:: Input rows ::

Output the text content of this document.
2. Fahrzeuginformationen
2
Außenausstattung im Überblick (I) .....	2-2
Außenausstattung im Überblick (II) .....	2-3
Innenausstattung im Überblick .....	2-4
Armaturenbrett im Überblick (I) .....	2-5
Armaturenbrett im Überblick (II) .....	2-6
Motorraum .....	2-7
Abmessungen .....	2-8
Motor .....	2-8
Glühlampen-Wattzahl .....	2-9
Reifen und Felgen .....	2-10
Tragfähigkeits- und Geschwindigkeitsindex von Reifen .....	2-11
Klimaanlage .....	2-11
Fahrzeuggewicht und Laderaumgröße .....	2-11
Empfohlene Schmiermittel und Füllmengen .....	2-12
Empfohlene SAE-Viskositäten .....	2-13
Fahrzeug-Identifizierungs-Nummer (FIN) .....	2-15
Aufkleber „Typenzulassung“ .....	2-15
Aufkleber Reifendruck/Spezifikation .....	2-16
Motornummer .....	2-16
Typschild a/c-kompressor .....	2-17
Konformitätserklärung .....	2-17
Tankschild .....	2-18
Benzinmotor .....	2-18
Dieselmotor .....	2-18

:::

*Written request*:
Reproduce every record above exactly as it appears.

*The completed task*:
Output the text content of this document.
2. Fahrzeuginformationen
2
Außenausstattung im Überblick (I) .....	2-2
Außenausstattung im Überblick (II) .....	2-3
Innenausstattung im Überblick .....	2-4
Armaturenbrett im Überblick (I) .....	2-5
Armaturenbrett im Überblick (II) .....	2-6
Motorraum .....	2-7
Abmessungen .....	2-8
Motor .....	2-8
Glühlampen-Wattzahl .....	2-9
Reifen und Felgen .....	2-10
Tragfähigkeits- und Geschwindigkeitsindex von Reifen .....	2-11
Klimaanlage .....	2-11
Fahrzeuggewicht und Laderaumgröße .....	2-11
Empfohlene Schmiermittel und Füllmengen .....	2-12
Empfohlene SAE-Viskositäten .....	2-13
Fahrzeug-Identifizierungs-Nummer (FIN) .....	2-15
Aufkleber „Typenzulassung“ .....	2-15
Aufkleber Reifendruck/Spezifikation .....	2-16
Motornummer .....	2-16
Typschild a/c-kompressor .....	2-17
Konformitätserklärung .....	2-17
Tankschild .....	2-18
Benzinmotor .....	2-18
Dieselmotor .....	2-18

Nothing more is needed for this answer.